Lines containing the word "утвержденная" are the ones to copy from the records below.

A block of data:
════════
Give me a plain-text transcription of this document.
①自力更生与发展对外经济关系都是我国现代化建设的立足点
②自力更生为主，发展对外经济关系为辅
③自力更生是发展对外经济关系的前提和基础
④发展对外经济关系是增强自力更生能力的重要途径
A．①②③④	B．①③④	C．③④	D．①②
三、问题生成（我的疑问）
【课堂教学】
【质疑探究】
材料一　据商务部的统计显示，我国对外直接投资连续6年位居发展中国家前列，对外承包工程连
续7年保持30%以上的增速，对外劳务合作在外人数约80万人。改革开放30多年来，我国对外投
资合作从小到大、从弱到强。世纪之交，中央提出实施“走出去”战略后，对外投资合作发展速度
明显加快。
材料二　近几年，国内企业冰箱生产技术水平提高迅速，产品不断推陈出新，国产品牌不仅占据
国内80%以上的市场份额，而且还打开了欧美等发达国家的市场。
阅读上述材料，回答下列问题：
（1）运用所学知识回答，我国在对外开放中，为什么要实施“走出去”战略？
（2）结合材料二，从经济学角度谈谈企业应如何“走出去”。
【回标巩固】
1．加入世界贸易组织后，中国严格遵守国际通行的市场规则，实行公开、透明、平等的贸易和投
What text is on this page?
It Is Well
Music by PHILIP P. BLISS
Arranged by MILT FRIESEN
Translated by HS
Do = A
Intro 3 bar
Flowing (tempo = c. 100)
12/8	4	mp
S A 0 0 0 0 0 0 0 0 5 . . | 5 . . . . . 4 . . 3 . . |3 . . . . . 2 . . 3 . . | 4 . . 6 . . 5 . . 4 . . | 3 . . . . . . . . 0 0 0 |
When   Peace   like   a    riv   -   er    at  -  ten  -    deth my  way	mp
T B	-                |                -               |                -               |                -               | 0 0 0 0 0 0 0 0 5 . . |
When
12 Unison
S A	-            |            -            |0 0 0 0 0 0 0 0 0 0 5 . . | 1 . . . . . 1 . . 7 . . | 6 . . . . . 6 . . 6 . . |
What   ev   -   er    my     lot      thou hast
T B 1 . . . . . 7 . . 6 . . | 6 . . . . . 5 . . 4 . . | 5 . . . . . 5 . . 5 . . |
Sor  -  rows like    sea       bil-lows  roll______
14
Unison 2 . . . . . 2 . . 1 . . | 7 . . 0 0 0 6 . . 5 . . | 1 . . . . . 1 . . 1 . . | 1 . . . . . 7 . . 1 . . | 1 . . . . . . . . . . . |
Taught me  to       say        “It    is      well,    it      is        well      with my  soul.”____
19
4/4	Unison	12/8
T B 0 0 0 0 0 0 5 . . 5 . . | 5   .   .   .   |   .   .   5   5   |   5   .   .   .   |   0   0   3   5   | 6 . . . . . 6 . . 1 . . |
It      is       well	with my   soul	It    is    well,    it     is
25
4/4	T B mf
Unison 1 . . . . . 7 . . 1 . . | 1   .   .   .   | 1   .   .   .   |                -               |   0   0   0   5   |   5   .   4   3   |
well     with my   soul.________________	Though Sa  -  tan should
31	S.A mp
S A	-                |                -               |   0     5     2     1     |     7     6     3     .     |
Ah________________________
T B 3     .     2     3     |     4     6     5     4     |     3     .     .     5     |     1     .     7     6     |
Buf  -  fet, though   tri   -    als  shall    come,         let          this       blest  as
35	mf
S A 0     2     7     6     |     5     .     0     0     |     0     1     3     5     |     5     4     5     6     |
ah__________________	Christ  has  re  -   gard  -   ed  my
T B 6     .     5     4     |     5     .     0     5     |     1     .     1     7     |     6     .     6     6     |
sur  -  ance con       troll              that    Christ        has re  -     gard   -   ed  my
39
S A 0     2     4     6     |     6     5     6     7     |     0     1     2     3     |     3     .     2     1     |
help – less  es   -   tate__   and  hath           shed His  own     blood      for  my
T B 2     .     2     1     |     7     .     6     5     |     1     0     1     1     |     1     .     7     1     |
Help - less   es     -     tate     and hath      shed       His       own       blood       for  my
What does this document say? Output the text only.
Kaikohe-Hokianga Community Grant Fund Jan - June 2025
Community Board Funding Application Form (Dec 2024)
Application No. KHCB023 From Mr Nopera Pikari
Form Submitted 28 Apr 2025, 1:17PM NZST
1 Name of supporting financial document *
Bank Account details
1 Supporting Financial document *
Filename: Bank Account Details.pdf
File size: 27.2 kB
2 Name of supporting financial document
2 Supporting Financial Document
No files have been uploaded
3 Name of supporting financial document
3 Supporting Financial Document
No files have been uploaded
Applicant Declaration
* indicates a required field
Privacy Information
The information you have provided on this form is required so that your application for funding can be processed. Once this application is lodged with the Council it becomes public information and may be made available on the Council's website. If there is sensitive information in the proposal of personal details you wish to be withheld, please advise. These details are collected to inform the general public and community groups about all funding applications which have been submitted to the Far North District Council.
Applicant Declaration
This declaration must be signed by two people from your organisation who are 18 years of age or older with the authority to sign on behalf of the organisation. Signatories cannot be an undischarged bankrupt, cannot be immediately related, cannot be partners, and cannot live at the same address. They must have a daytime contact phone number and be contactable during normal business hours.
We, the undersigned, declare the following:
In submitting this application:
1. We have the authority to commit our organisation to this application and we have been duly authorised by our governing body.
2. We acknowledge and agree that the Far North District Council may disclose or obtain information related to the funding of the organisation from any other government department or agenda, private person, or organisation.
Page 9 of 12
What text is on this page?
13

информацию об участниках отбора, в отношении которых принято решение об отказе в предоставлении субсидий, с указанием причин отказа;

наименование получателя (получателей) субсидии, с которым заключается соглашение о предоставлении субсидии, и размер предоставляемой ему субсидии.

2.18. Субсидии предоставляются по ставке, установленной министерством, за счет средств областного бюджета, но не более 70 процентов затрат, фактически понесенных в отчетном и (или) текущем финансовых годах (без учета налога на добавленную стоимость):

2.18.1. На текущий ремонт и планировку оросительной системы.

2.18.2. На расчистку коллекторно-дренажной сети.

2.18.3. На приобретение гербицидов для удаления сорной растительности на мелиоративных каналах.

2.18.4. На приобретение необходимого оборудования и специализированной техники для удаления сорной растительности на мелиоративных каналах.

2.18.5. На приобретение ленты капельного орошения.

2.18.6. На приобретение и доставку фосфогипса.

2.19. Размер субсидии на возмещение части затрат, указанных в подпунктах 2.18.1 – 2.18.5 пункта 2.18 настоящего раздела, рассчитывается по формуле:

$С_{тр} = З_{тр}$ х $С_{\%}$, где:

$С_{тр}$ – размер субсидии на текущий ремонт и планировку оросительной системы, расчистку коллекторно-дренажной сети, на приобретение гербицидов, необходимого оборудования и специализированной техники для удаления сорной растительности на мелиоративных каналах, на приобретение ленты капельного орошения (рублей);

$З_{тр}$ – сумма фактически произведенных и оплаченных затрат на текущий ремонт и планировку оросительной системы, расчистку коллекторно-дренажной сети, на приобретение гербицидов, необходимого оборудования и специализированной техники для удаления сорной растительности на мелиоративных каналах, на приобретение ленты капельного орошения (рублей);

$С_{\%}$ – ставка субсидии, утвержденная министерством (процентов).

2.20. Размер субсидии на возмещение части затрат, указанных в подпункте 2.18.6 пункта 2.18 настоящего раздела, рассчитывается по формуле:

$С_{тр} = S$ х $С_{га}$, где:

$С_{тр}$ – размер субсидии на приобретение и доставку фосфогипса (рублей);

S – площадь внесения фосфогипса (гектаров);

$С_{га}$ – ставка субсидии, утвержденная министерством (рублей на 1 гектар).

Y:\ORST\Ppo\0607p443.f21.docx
════════
#### EXERCISE OUTPUT:
$С_{\%}$ – ставка субсидии, утвержденная министерством (процентов).
$С_{га}$ – ставка субсидии, утвержденная министерством (рублей на 1 гектар).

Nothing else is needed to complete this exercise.